▶ **What is required**
Rewrite the listing below with every "interactable" replaced by "clickable" and nothing else changed. Leave the pictures out of your answer.

Image layout annotations:
.....

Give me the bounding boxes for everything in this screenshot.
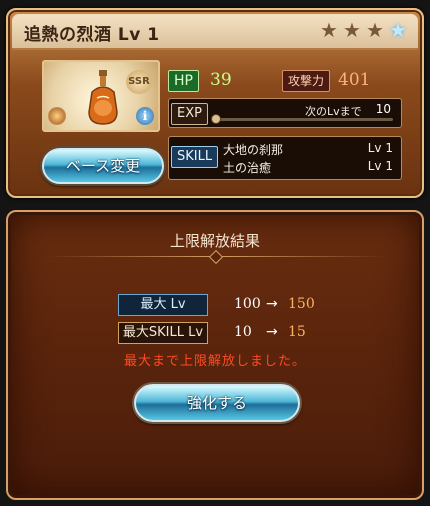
max-level-old: 100 [234, 296, 261, 312]
element-icon [48, 107, 66, 125]
skill-label: SKILL [171, 146, 219, 168]
exp-next-value: 10 [375, 102, 391, 116]
liquor-bottle-icon [88, 70, 118, 125]
exp-label: EXP [171, 103, 208, 125]
info-icon[interactable]: i [136, 107, 154, 125]
limit-break-result-panel: 上限解放結果 最大 Lv 100 → 150 最大SKILL Lv 10 → 1… [6, 210, 424, 500]
arrow-icon: → [266, 324, 278, 340]
star-icon: ★ [343, 18, 361, 42]
card-header: 追熱の烈酒 Lv 1 ★ ★ ★ ★ [12, 14, 418, 50]
hp-value: 39 [210, 70, 232, 90]
panel-title: 上限解放結果 [169, 232, 260, 250]
star-icon: ★ [320, 18, 338, 42]
skill-name: 大地の刹那 [223, 143, 284, 157]
exp-next-label: 次のLvまで [305, 105, 362, 118]
attack-label: 攻撃力 [282, 70, 331, 92]
star-icon: ★ [366, 18, 384, 42]
max-skill-level-old: 10 [234, 324, 252, 340]
character-title: 追熱の烈酒 Lv 1 [24, 25, 160, 45]
max-level-new: 150 [288, 296, 315, 312]
hp-label: HP [168, 70, 199, 92]
skill-level: Lv 1 [367, 159, 393, 173]
character-card: 追熱の烈酒 Lv 1 ★ ★ ★ ★ SSR i ベース変更 HP 39 攻撃力… [6, 8, 424, 198]
exp-progress-bar [213, 118, 393, 121]
exp-bar-knob [211, 114, 221, 124]
star-lit-icon: ★ [389, 18, 407, 42]
skill-name: 土の治癒 [223, 161, 272, 175]
attack-value: 401 [338, 70, 371, 90]
skill-level: Lv 1 [367, 141, 393, 155]
enhance-button[interactable]: 強化する [134, 384, 300, 422]
base-change-button[interactable]: ベース変更 [42, 148, 164, 184]
skill-box: SKILL 大地の刹那 Lv 1 土の治癒 Lv 1 [168, 136, 402, 180]
result-message: 最大まで上限解放しました。 [123, 354, 306, 369]
max-skill-level-label: 最大SKILL Lv [118, 322, 208, 344]
arrow-icon: → [266, 296, 278, 312]
exp-box: EXP 次のLvまで 10 [168, 98, 402, 128]
stat-row: HP 39 攻撃力 401 [168, 68, 402, 94]
character-portrait[interactable]: SSR i [42, 60, 160, 132]
ssr-badge: SSR [126, 70, 152, 94]
max-skill-level-new: 15 [288, 324, 306, 340]
divider-ornament-icon [208, 249, 224, 265]
max-level-label: 最大 Lv [118, 294, 208, 316]
rarity-stars: ★ ★ ★ ★ [319, 20, 408, 40]
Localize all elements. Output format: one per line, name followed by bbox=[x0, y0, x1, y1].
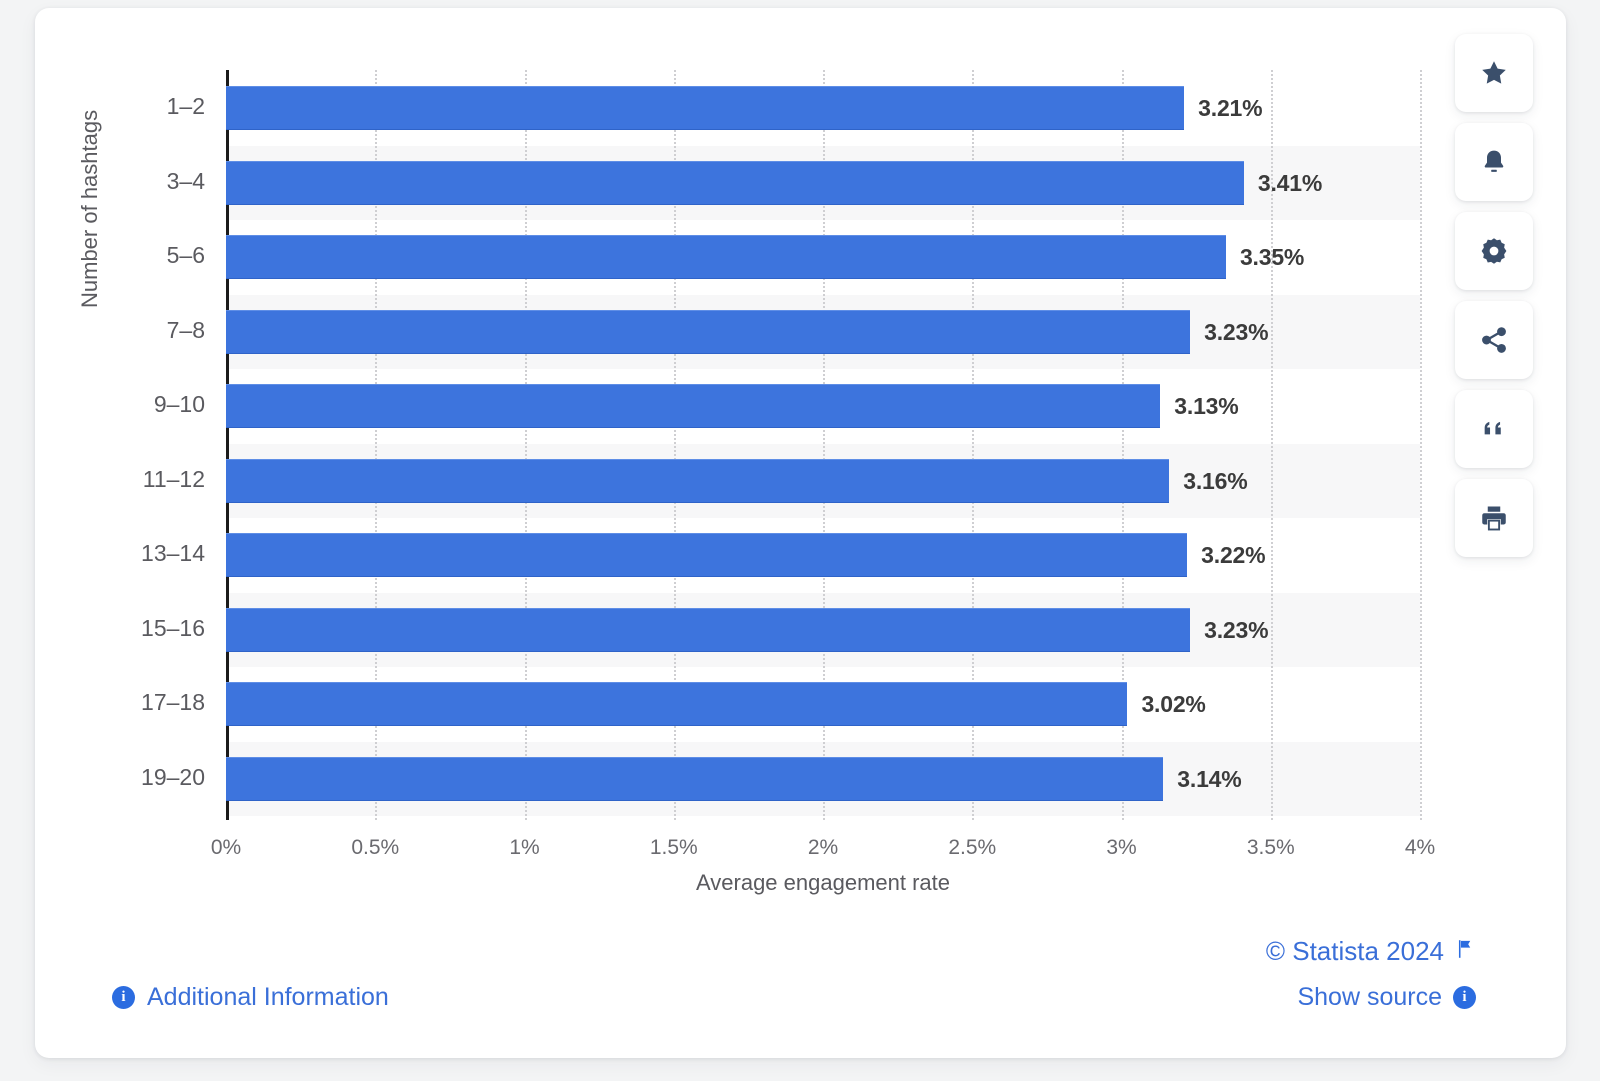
y-axis-tick-label: 9–10 bbox=[153, 391, 205, 417]
info-icon: i bbox=[1453, 986, 1476, 1009]
bar-value-label: 3.16% bbox=[1183, 467, 1248, 494]
bar[interactable] bbox=[226, 682, 1128, 726]
bar-value-label: 3.23% bbox=[1204, 616, 1269, 643]
bar[interactable] bbox=[226, 384, 1161, 428]
settings-button[interactable] bbox=[1455, 212, 1533, 290]
bar[interactable] bbox=[226, 309, 1191, 354]
x-axis-title: Average engagement rate bbox=[696, 870, 950, 895]
x-axis-tick-label: 0.5% bbox=[351, 836, 400, 859]
print-icon bbox=[1479, 503, 1509, 533]
plot-area: 3.21% 3.41% 3.35% 3.23% 3.13% 3.16% 3.22% 3.23%… bbox=[226, 70, 1422, 820]
bar[interactable] bbox=[226, 235, 1226, 279]
print-button[interactable] bbox=[1455, 479, 1533, 557]
share-icon bbox=[1479, 325, 1509, 355]
y-axis-tick-label: 19–20 bbox=[141, 763, 205, 790]
copyright: © Statista 2024 bbox=[1266, 936, 1476, 967]
y-axis-title: Number of hashtags bbox=[77, 109, 102, 308]
gear-icon bbox=[1479, 236, 1509, 266]
bar-value-label: 3.41% bbox=[1257, 169, 1323, 196]
bar-value-label: 3.02% bbox=[1141, 691, 1206, 717]
gridline bbox=[1420, 70, 1422, 820]
favorite-button[interactable] bbox=[1455, 34, 1533, 112]
statista-chart-page: 3.21% 3.41% 3.35% 3.23% 3.13% 3.16% 3.22% 3.23%… bbox=[0, 0, 1600, 1081]
y-axis-tick-label: 1–2 bbox=[166, 93, 205, 119]
star-icon bbox=[1479, 58, 1509, 88]
chart-canvas: 3.21% 3.41% 3.35% 3.23% 3.13% 3.16% 3.22% 3.23%… bbox=[35, 8, 1566, 1058]
chart-card: 3.21% 3.41% 3.35% 3.23% 3.13% 3.16% 3.22% 3.23%… bbox=[35, 8, 1566, 1058]
x-axis-tick-labels: 0% 0.5% 1% 1.5% 2% 2.5% 3% 3.5% 4% bbox=[211, 70, 1435, 859]
additional-information-label: Additional Information bbox=[147, 983, 389, 1011]
y-axis-tick-label: 17–18 bbox=[141, 689, 205, 715]
bar-value-label: 3.23% bbox=[1204, 318, 1269, 345]
y-axis-tick-label: 3–4 bbox=[166, 167, 205, 194]
chart-toolbar bbox=[1455, 34, 1533, 557]
bar-value-label: 3.22% bbox=[1201, 542, 1266, 568]
flag-icon[interactable] bbox=[1454, 936, 1476, 967]
bar[interactable] bbox=[226, 756, 1164, 801]
y-axis-tick-label: 7–8 bbox=[166, 316, 205, 343]
x-axis-tick-label: 3.5% bbox=[1246, 836, 1295, 859]
info-icon: i bbox=[112, 986, 135, 1009]
y-axis-tick-labels: 1–2 3–4 5–6 7–8 9–10 11–12 13–14 15–16 17–18 19–2… bbox=[25, 70, 205, 820]
quote-icon bbox=[1480, 415, 1508, 443]
alert-button[interactable] bbox=[1455, 123, 1533, 201]
additional-information-link[interactable]: i Additional Information bbox=[112, 983, 389, 1012]
bell-icon bbox=[1480, 147, 1508, 177]
x-axis-tick-label: 2.5% bbox=[948, 836, 997, 859]
bar[interactable] bbox=[226, 607, 1191, 652]
show-source-label: Show source bbox=[1297, 983, 1442, 1011]
x-axis-tick-label: 0% bbox=[210, 836, 242, 859]
share-button[interactable] bbox=[1455, 301, 1533, 379]
y-axis-tick-label: 5–6 bbox=[166, 242, 205, 268]
bar-value-label: 3.14% bbox=[1177, 765, 1242, 792]
bar[interactable] bbox=[226, 160, 1244, 205]
copyright-text: © Statista 2024 bbox=[1265, 936, 1444, 966]
x-axis-tick-label: 2% bbox=[807, 836, 839, 859]
y-axis-tick-label: 13–14 bbox=[141, 540, 205, 566]
show-source-link[interactable]: Show source i bbox=[1297, 983, 1476, 1012]
x-axis-tick-label: 1% bbox=[509, 836, 540, 859]
x-axis-tick-label: 4% bbox=[1404, 836, 1436, 859]
y-axis-tick-label: 11–12 bbox=[142, 465, 205, 492]
cite-button[interactable] bbox=[1455, 390, 1533, 468]
bar[interactable] bbox=[226, 458, 1170, 503]
x-axis-tick-label: 3% bbox=[1106, 836, 1137, 859]
x-axis-tick-label: 1.5% bbox=[649, 836, 698, 859]
bar-value-label: 3.35% bbox=[1239, 244, 1305, 270]
y-axis-tick-label: 15–16 bbox=[141, 614, 205, 641]
bar-value-label: 3.13% bbox=[1174, 393, 1239, 419]
bar[interactable] bbox=[226, 533, 1188, 577]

.....

▶ **Solution to this task**
Give me the bounding boxes for everything in this screenshot.
max-level-old: 100 [234, 296, 261, 312]
element-icon [48, 107, 66, 125]
skill-label: SKILL [171, 146, 219, 168]
exp-next-value: 10 [375, 102, 391, 116]
liquor-bottle-icon [88, 70, 118, 125]
exp-label: EXP [171, 103, 208, 125]
info-icon[clickable]: i [136, 107, 154, 125]
limit-break-result-panel: 上限解放結果 最大 Lv 100 → 150 最大SKILL Lv 10 → 1… [6, 210, 424, 500]
arrow-icon: → [266, 324, 278, 340]
star-icon: ★ [343, 18, 361, 42]
card-header: 追熱の烈酒 Lv 1 ★ ★ ★ ★ [12, 14, 418, 50]
hp-value: 39 [210, 70, 232, 90]
panel-title: 上限解放結果 [169, 232, 260, 250]
star-icon: ★ [320, 18, 338, 42]
skill-name: 大地の刹那 [223, 143, 284, 157]
exp-next-label: 次のLvまで [305, 105, 362, 118]
attack-label: 攻撃力 [282, 70, 331, 92]
star-icon: ★ [366, 18, 384, 42]
max-skill-level-old: 10 [234, 324, 252, 340]
character-title: 追熱の烈酒 Lv 1 [24, 25, 160, 45]
max-level-new: 150 [288, 296, 315, 312]
hp-label: HP [168, 70, 199, 92]
skill-level: Lv 1 [367, 159, 393, 173]
character-card: 追熱の烈酒 Lv 1 ★ ★ ★ ★ SSR i ベース変更 HP 39 攻撃力… [6, 8, 424, 198]
exp-progress-bar [213, 118, 393, 121]
exp-bar-knob [211, 114, 221, 124]
star-lit-icon: ★ [389, 18, 407, 42]
skill-name: 土の治癒 [223, 161, 272, 175]
attack-value: 401 [338, 70, 371, 90]
skill-level: Lv 1 [367, 141, 393, 155]
enhance-button[clickable]: 強化する [134, 384, 300, 422]
base-change-button[clickable]: ベース変更 [42, 148, 164, 184]
skill-box: SKILL 大地の刹那 Lv 1 土の治癒 Lv 1 [168, 136, 402, 180]
result-message: 最大まで上限解放しました。 [123, 354, 306, 369]
max-skill-level-label: 最大SKILL Lv [118, 322, 208, 344]
arrow-icon: → [266, 296, 278, 312]
exp-box: EXP 次のLvまで 10 [168, 98, 402, 128]
stat-row: HP 39 攻撃力 401 [168, 68, 402, 94]
character-portrait[clickable]: SSR i [42, 60, 160, 132]
ssr-badge: SSR [126, 70, 152, 94]
max-skill-level-new: 15 [288, 324, 306, 340]
divider-ornament-icon [208, 249, 224, 265]
max-level-label: 最大 Lv [118, 294, 208, 316]
rarity-stars: ★ ★ ★ ★ [319, 20, 408, 40]
Localize all elements. Output format: one per line, name followed by bbox=[x0, y0, x1, y1].
y-axis-tick-label: 9–10 bbox=[153, 391, 205, 417]
info-icon: i bbox=[1453, 986, 1476, 1009]
bar-value-label: 3.16% bbox=[1183, 467, 1248, 494]
bar[clickable] bbox=[226, 682, 1128, 726]
bar-value-label: 3.23% bbox=[1204, 616, 1269, 643]
bar[clickable] bbox=[226, 384, 1161, 428]
settings-button[clickable] bbox=[1455, 212, 1533, 290]
bar[clickable] bbox=[226, 309, 1191, 354]
x-axis-title: Average engagement rate bbox=[696, 870, 950, 895]
x-axis-tick-label: 0.5% bbox=[351, 836, 400, 859]
print-icon bbox=[1479, 503, 1509, 533]
plot-area: 3.21% 3.41% 3.35% 3.23% 3.13% 3.16% 3.22% 3.23%… bbox=[226, 70, 1422, 820]
bar[clickable] bbox=[226, 235, 1226, 279]
print-button[clickable] bbox=[1455, 479, 1533, 557]
share-icon bbox=[1479, 325, 1509, 355]
y-axis-tick-label: 19–20 bbox=[141, 763, 205, 790]
copyright: © Statista 2024 bbox=[1266, 936, 1476, 967]
y-axis-title: Number of hashtags bbox=[77, 109, 102, 308]
gear-icon bbox=[1479, 236, 1509, 266]
bar-value-label: 3.41% bbox=[1257, 169, 1323, 196]
bar-value-label: 3.02% bbox=[1141, 691, 1206, 717]
gridline bbox=[1420, 70, 1422, 820]
favorite-button[clickable] bbox=[1455, 34, 1533, 112]
statista-chart-page: 3.21% 3.41% 3.35% 3.23% 3.13% 3.16% 3.22% 3.23%… bbox=[0, 0, 1600, 1081]
y-axis-tick-label: 1–2 bbox=[166, 93, 205, 119]
star-icon bbox=[1479, 58, 1509, 88]
chart-canvas: 3.21% 3.41% 3.35% 3.23% 3.13% 3.16% 3.22% 3.23%… bbox=[35, 8, 1566, 1058]
chart-card: 3.21% 3.41% 3.35% 3.23% 3.13% 3.16% 3.22% 3.23%… bbox=[35, 8, 1566, 1058]
x-axis-tick-labels: 0% 0.5% 1% 1.5% 2% 2.5% 3% 3.5% 4% bbox=[211, 70, 1435, 859]
additional-information-label: Additional Information bbox=[147, 983, 389, 1011]
y-axis-tick-label: 17–18 bbox=[141, 689, 205, 715]
bar-value-label: 3.23% bbox=[1204, 318, 1269, 345]
y-axis-tick-label: 3–4 bbox=[166, 167, 205, 194]
chart-toolbar bbox=[1455, 34, 1533, 557]
bar-value-label: 3.22% bbox=[1201, 542, 1266, 568]
flag-icon[clickable] bbox=[1454, 936, 1476, 967]
bar[clickable] bbox=[226, 756, 1164, 801]
y-axis-tick-label: 7–8 bbox=[166, 316, 205, 343]
x-axis-tick-label: 3.5% bbox=[1246, 836, 1295, 859]
info-icon: i bbox=[112, 986, 135, 1009]
y-axis-tick-labels: 1–2 3–4 5–6 7–8 9–10 11–12 13–14 15–16 17–18 19–2… bbox=[25, 70, 205, 820]
quote-icon bbox=[1480, 415, 1508, 443]
alert-button[clickable] bbox=[1455, 123, 1533, 201]
additional-information-link[clickable]: i Additional Information bbox=[112, 983, 389, 1012]
bell-icon bbox=[1480, 147, 1508, 177]
x-axis-tick-label: 2.5% bbox=[948, 836, 997, 859]
bar[clickable] bbox=[226, 607, 1191, 652]
show-source-label: Show source bbox=[1297, 983, 1442, 1011]
x-axis-tick-label: 0% bbox=[210, 836, 242, 859]
share-button[clickable] bbox=[1455, 301, 1533, 379]
y-axis-tick-label: 5–6 bbox=[166, 242, 205, 268]
bar-value-label: 3.14% bbox=[1177, 765, 1242, 792]
bar[clickable] bbox=[226, 160, 1244, 205]
copyright-text: © Statista 2024 bbox=[1265, 936, 1444, 966]
x-axis-tick-label: 2% bbox=[807, 836, 839, 859]
y-axis-tick-label: 13–14 bbox=[141, 540, 205, 566]
show-source-link[clickable]: Show source i bbox=[1297, 983, 1476, 1012]
x-axis-tick-label: 1% bbox=[509, 836, 540, 859]
x-axis-tick-label: 4% bbox=[1404, 836, 1436, 859]
y-axis-tick-label: 11–12 bbox=[142, 465, 205, 492]
cite-button[clickable] bbox=[1455, 390, 1533, 468]
bar[clickable] bbox=[226, 458, 1170, 503]
x-axis-tick-label: 3% bbox=[1106, 836, 1137, 859]
x-axis-tick-label: 1.5% bbox=[649, 836, 698, 859]
bar-value-label: 3.35% bbox=[1239, 244, 1305, 270]
y-axis-tick-label: 15–16 bbox=[141, 614, 205, 641]
bar-value-label: 3.13% bbox=[1174, 393, 1239, 419]
bar[clickable] bbox=[226, 533, 1188, 577]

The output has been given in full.